**Task objective**:
Output the records exactly as they appear, with no pictures included.

**Provided data**:
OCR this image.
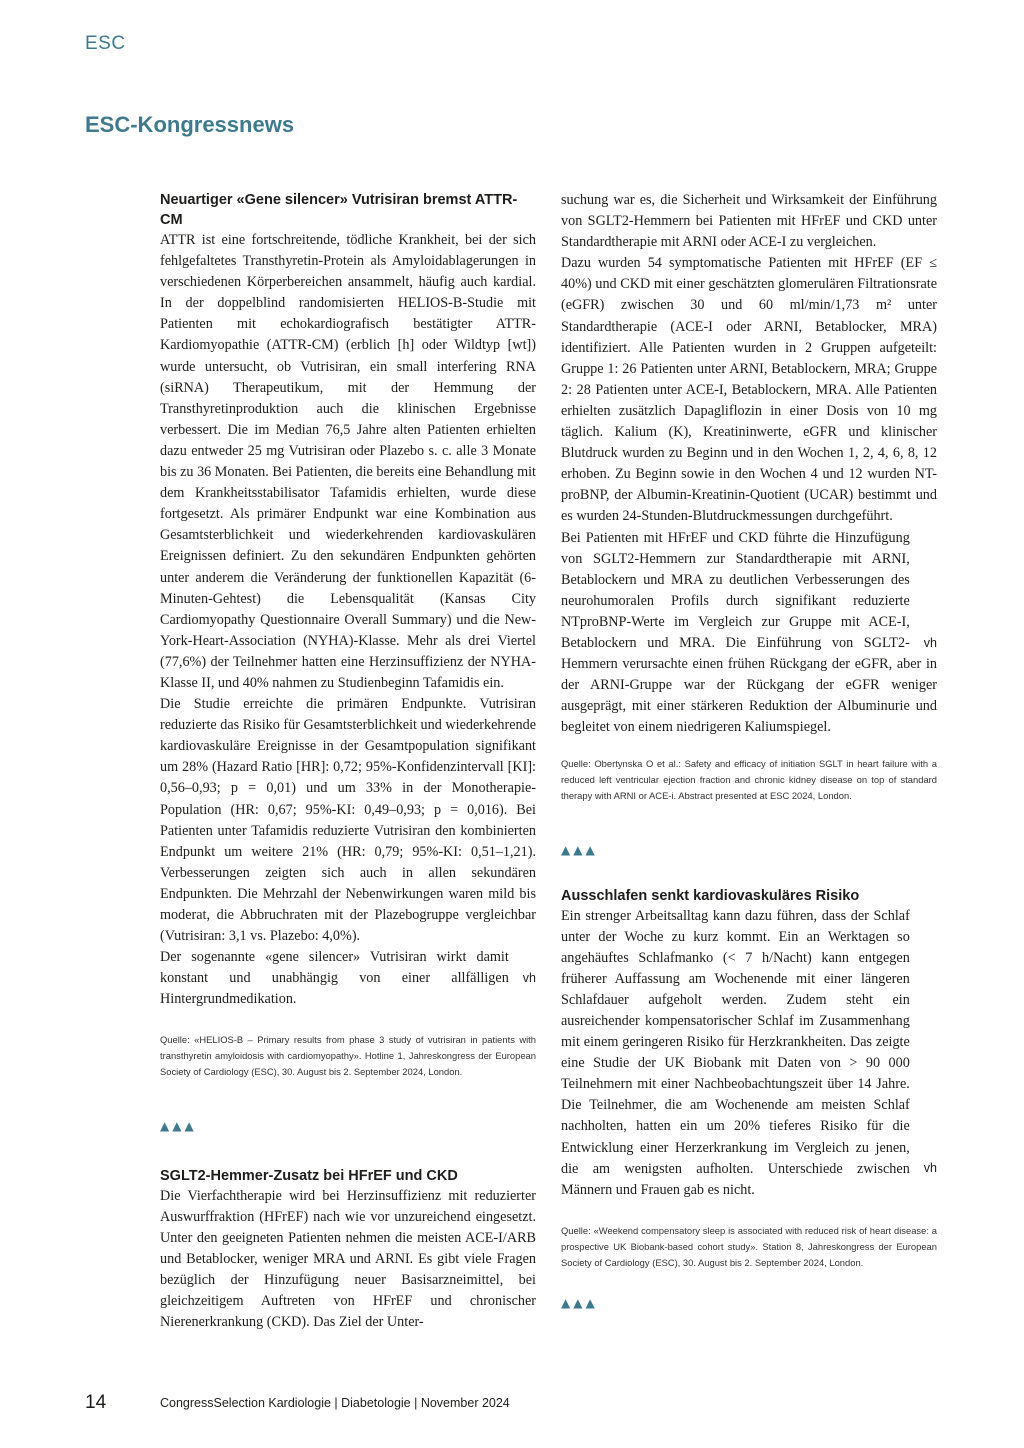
ESC
ESC-Kongressnews
Neuartiger «Gene silencer» Vutrisiran bremst ATTR-CM

ATTR ist eine fortschreitende, tödliche Krankheit, bei der sich fehlgefaltetes Transthyretin-Protein als Amyloidablagerungen in verschiedenen Körperbereichen ansammelt, häufig auch kardial. In der doppelblind randomisierten HELIOS-B-Studie mit Patienten mit echokardiografisch bestätigter ATTR-Kardiomyopathie (ATTR-CM) (erblich [h] oder Wildtyp [wt]) wurde untersucht, ob Vutrisiran, ein small interfering RNA (siRNA) Therapeutikum, mit der Hemmung der Transthyretinproduktion auch die klinischen Ergebnisse verbessert. Die im Median 76,5 Jahre alten Patienten erhielten dazu entweder 25 mg Vutrisiran oder Plazebo s. c. alle 3 Monate bis zu 36 Monaten. Bei Patienten, die bereits eine Behandlung mit dem Krankheitsstabilisator Tafamidis erhielten, wurde diese fortgesetzt. Als primärer Endpunkt war eine Kombination aus Gesamtsterblichkeit und wiederkehrenden kardiovaskulären Ereignissen definiert. Zu den sekundären Endpunkten gehörten unter anderem die Veränderung der funktionellen Kapazität (6-Minuten-Gehtest) die Lebensqualität (Kansas City Cardiomyopathy Questionnaire Overall Summary) und die New-York-Heart-Association (NYHA)-Klasse. Mehr als drei Viertel (77,6%) der Teilnehmer hatten eine Herzinsuffizienz der NYHA-Klasse II, und 40% nahmen zu Studienbeginn Tafamidis ein.

Die Studie erreichte die primären Endpunkte. Vutrisiran reduzierte das Risiko für Gesamtsterblichkeit und wiederkehrende kardiovaskuläre Ereignisse in der Gesamtpopulation signifikant um 28% (Hazard Ratio [HR]: 0,72; 95%-Konfidenzintervall [KI]: 0,56–0,93; p = 0,01) und um 33% in der Monotherapie-Population (HR: 0,67; 95%-KI: 0,49–0,93; p = 0,016). Bei Patienten unter Tafamidis reduzierte Vutrisiran den kombinierten Endpunkt um weitere 21% (HR: 0,79; 95%-KI: 0,51–1,21). Verbesserungen zeigten sich auch in allen sekundären Endpunkten. Die Mehrzahl der Nebenwirkungen waren mild bis moderat, die Abbruchraten mit der Plazebogruppe vergleichbar (Vutrisiran: 3,1 vs. Plazebo: 4,0%).

vh
Der sogenannte «gene silencer» Vutrisiran wirkt damit konstant und unabhängig von einer allfälligen Hintergrundmedikation.

Quelle: «HELIOS-B – Primary results from phase 3 study of vutrisiran in patients with transthyretin amyloidosis with cardiomyopathy». Hotline 1, Jahreskongress der European Society of Cardiology (ESC), 30. August bis 2. September 2024, London.

▲▲▲

SGLT2-Hemmer-Zusatz bei HFrEF und CKD

Die Vierfachtherapie wird bei Herzinsuffizienz mit reduzierter Auswurffraktion (HFrEF) nach wie vor unzureichend eingesetzt. Unter den geeigneten Patienten nehmen die meisten ACE-I/ARB und Betablocker, weniger MRA und ARNI. Es gibt viele Fragen bezüglich der Hinzufügung neuer Basisarzneimittel, bei gleichzeitigem Auftreten von HFrEF und chronischer Nierenerkrankung (CKD). Das Ziel der Unter-

suchung war es, die Sicherheit und Wirksamkeit der Einführung von SGLT2-Hemmern bei Patienten mit HFrEF und CKD unter Standardtherapie mit ARNI oder ACE-I zu vergleichen.

Dazu wurden 54 symptomatische Patienten mit HFrEF (EF ≤ 40%) und CKD mit einer geschätzten glomerulären Filtrationsrate (eGFR) zwischen 30 und 60 ml/min/1,73 m² unter Standardtherapie (ACE-I oder ARNI, Betablocker, MRA) identifiziert. Alle Patienten wurden in 2 Gruppen aufgeteilt: Gruppe 1: 26 Patienten unter ARNI, Betablockern, MRA; Gruppe 2: 28 Patienten unter ACE-I, Betablockern, MRA. Alle Patienten erhielten zusätzlich Dapagliflozin in einer Dosis von 10 mg täglich. Kalium (K), Kreatininwerte, eGFR und klinischer Blutdruck wurden zu Beginn und in den Wochen 1, 2, 4, 6, 8, 12 erhoben. Zu Beginn sowie in den Wochen 4 und 12 wurden NT-proBNP, der Albumin-Kreatinin-Quotient (UCAR) bestimmt und es wurden 24-Stunden-Blutdruckmessungen durchgeführt.

vh
Bei Patienten mit HFrEF und CKD führte die Hinzufügung von SGLT2-Hemmern zur Standardtherapie mit ARNI, Betablockern und MRA zu deutlichen Verbesserungen des neurohumoralen Profils durch signifikant reduzierte NTproBNP-Werte im Vergleich zur Gruppe mit ACE-I, Betablockern und MRA. Die Einführung von SGLT2-Hemmern verursachte einen frühen Rückgang der eGFR, aber in der ARNI-Gruppe war der Rückgang der eGFR weniger ausgeprägt, mit einer stärkeren Reduktion der Albuminurie und begleitet von einem niedrigeren Kaliumspiegel.

Quelle: Obertynska O et al.: Safety and efficacy of initiation SGLT in heart failure with a reduced left ventricular ejection fraction and chronic kidney disease on top of standard therapy with ARNI or ACE-i. Abstract presented at ESC 2024, London.

▲▲▲

Ausschlafen senkt kardiovaskuläres Risiko

vh
Ein strenger Arbeitsalltag kann dazu führen, dass der Schlaf unter der Woche zu kurz kommt. Ein an Werktagen so angehäuftes Schlafmanko (< 7 h/Nacht) kann entgegen früherer Auffassung am Wochenende mit einer längeren Schlafdauer aufgeholt werden. Zudem steht ein ausreichender kompensatorischer Schlaf im Zusammenhang mit einem geringeren Risiko für Herzkrankheiten. Das zeigte eine Studie der UK Biobank mit Daten von > 90 000 Teilnehmern mit einer Nachbeobachtungszeit über 14 Jahre. Die Teilnehmer, die am Wochenende am meisten Schlaf nachholten, hatten ein um 20% tieferes Risiko für die Entwicklung einer Herzerkrankung im Vergleich zu jenen, die am wenigsten aufholten. Unterschiede zwischen Männern und Frauen gab es nicht.

Quelle: «Weekend compensatory sleep is associated with reduced risk of heart disease: a prospective UK Biobank-based cohort study». Station 8, Jahreskongress der European Society of Cardiology (ESC), 30. August bis 2. September 2024, London.

▲▲▲

14	CongressSelection Kardiologie | Diabetologie | November 2024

**Task response**:
OCR this image.
ESC
ESC-Kongressnews
Neuartiger «Gene silencer» Vutrisiran bremst ATTR-CM

ATTR ist eine fortschreitende, tödliche Krankheit, bei der sich fehlgefaltetes Transthyretin-Protein als Amyloidablagerungen in verschiedenen Körperbereichen ansammelt, häufig auch kardial. In der doppelblind randomisierten HELIOS-B-Studie mit Patienten mit echokardiografisch bestätigter ATTR-Kardiomyopathie (ATTR-CM) (erblich [h] oder Wildtyp [wt]) wurde untersucht, ob Vutrisiran, ein small interfering RNA (siRNA) Therapeutikum, mit der Hemmung der Transthyretinproduktion auch die klinischen Ergebnisse verbessert. Die im Median 76,5 Jahre alten Patienten erhielten dazu entweder 25 mg Vutrisiran oder Plazebo s. c. alle 3 Monate bis zu 36 Monaten. Bei Patienten, die bereits eine Behandlung mit dem Krankheitsstabilisator Tafamidis erhielten, wurde diese fortgesetzt. Als primärer Endpunkt war eine Kombination aus Gesamtsterblichkeit und wiederkehrenden kardiovaskulären Ereignissen definiert. Zu den sekundären Endpunkten gehörten unter anderem die Veränderung der funktionellen Kapazität (6-Minuten-Gehtest) die Lebensqualität (Kansas City Cardiomyopathy Questionnaire Overall Summary) und die New-York-Heart-Association (NYHA)-Klasse. Mehr als drei Viertel (77,6%) der Teilnehmer hatten eine Herzinsuffizienz der NYHA-Klasse II, und 40% nahmen zu Studienbeginn Tafamidis ein.

Die Studie erreichte die primären Endpunkte. Vutrisiran reduzierte das Risiko für Gesamtsterblichkeit und wiederkehrende kardiovaskuläre Ereignisse in der Gesamtpopulation signifikant um 28% (Hazard Ratio [HR]: 0,72; 95%-Konfidenzintervall [KI]: 0,56–0,93; p = 0,01) und um 33% in der Monotherapie-Population (HR: 0,67; 95%-KI: 0,49–0,93; p = 0,016). Bei Patienten unter Tafamidis reduzierte Vutrisiran den kombinierten Endpunkt um weitere 21% (HR: 0,79; 95%-KI: 0,51–1,21). Verbesserungen zeigten sich auch in allen sekundären Endpunkten. Die Mehrzahl der Nebenwirkungen waren mild bis moderat, die Abbruchraten mit der Plazebogruppe vergleichbar (Vutrisiran: 3,1 vs. Plazebo: 4,0%).

vh
Der sogenannte «gene silencer» Vutrisiran wirkt damit konstant und unabhängig von einer allfälligen Hintergrundmedikation.

Quelle: «HELIOS-B – Primary results from phase 3 study of vutrisiran in patients with transthyretin amyloidosis with cardiomyopathy». Hotline 1, Jahreskongress der European Society of Cardiology (ESC), 30. August bis 2. September 2024, London.

▲▲▲

SGLT2-Hemmer-Zusatz bei HFrEF und CKD

Die Vierfachtherapie wird bei Herzinsuffizienz mit reduzierter Auswurffraktion (HFrEF) nach wie vor unzureichend eingesetzt. Unter den geeigneten Patienten nehmen die meisten ACE-I/ARB und Betablocker, weniger MRA und ARNI. Es gibt viele Fragen bezüglich der Hinzufügung neuer Basisarzneimittel, bei gleichzeitigem Auftreten von HFrEF und chronischer Nierenerkrankung (CKD). Das Ziel der Unter-

suchung war es, die Sicherheit und Wirksamkeit der Einführung von SGLT2-Hemmern bei Patienten mit HFrEF und CKD unter Standardtherapie mit ARNI oder ACE-I zu vergleichen.

Dazu wurden 54 symptomatische Patienten mit HFrEF (EF ≤ 40%) und CKD mit einer geschätzten glomerulären Filtrationsrate (eGFR) zwischen 30 und 60 ml/min/1,73 m² unter Standardtherapie (ACE-I oder ARNI, Betablocker, MRA) identifiziert. Alle Patienten wurden in 2 Gruppen aufgeteilt: Gruppe 1: 26 Patienten unter ARNI, Betablockern, MRA; Gruppe 2: 28 Patienten unter ACE-I, Betablockern, MRA. Alle Patienten erhielten zusätzlich Dapagliflozin in einer Dosis von 10 mg täglich. Kalium (K), Kreatininwerte, eGFR und klinischer Blutdruck wurden zu Beginn und in den Wochen 1, 2, 4, 6, 8, 12 erhoben. Zu Beginn sowie in den Wochen 4 und 12 wurden NT-proBNP, der Albumin-Kreatinin-Quotient (UCAR) bestimmt und es wurden 24-Stunden-Blutdruckmessungen durchgeführt.

vh
Bei Patienten mit HFrEF und CKD führte die Hinzufügung von SGLT2-Hemmern zur Standardtherapie mit ARNI, Betablockern und MRA zu deutlichen Verbesserungen des neurohumoralen Profils durch signifikant reduzierte NTproBNP-Werte im Vergleich zur Gruppe mit ACE-I, Betablockern und MRA. Die Einführung von SGLT2-Hemmern verursachte einen frühen Rückgang der eGFR, aber in der ARNI-Gruppe war der Rückgang der eGFR weniger ausgeprägt, mit einer stärkeren Reduktion der Albuminurie und begleitet von einem niedrigeren Kaliumspiegel.

Quelle: Obertynska O et al.: Safety and efficacy of initiation SGLT in heart failure with a reduced left ventricular ejection fraction and chronic kidney disease on top of standard therapy with ARNI or ACE-i. Abstract presented at ESC 2024, London.

▲▲▲

Ausschlafen senkt kardiovaskuläres Risiko

vh
Ein strenger Arbeitsalltag kann dazu führen, dass der Schlaf unter der Woche zu kurz kommt. Ein an Werktagen so angehäuftes Schlafmanko (< 7 h/Nacht) kann entgegen früherer Auffassung am Wochenende mit einer längeren Schlafdauer aufgeholt werden. Zudem steht ein ausreichender kompensatorischer Schlaf im Zusammenhang mit einem geringeren Risiko für Herzkrankheiten. Das zeigte eine Studie der UK Biobank mit Daten von > 90 000 Teilnehmern mit einer Nachbeobachtungszeit über 14 Jahre. Die Teilnehmer, die am Wochenende am meisten Schlaf nachholten, hatten ein um 20% tieferes Risiko für die Entwicklung einer Herzerkrankung im Vergleich zu jenen, die am wenigsten aufholten. Unterschiede zwischen Männern und Frauen gab es nicht.

Quelle: «Weekend compensatory sleep is associated with reduced risk of heart disease: a prospective UK Biobank-based cohort study». Station 8, Jahreskongress der European Society of Cardiology (ESC), 30. August bis 2. September 2024, London.

▲▲▲

14	CongressSelection Kardiologie | Diabetologie | November 2024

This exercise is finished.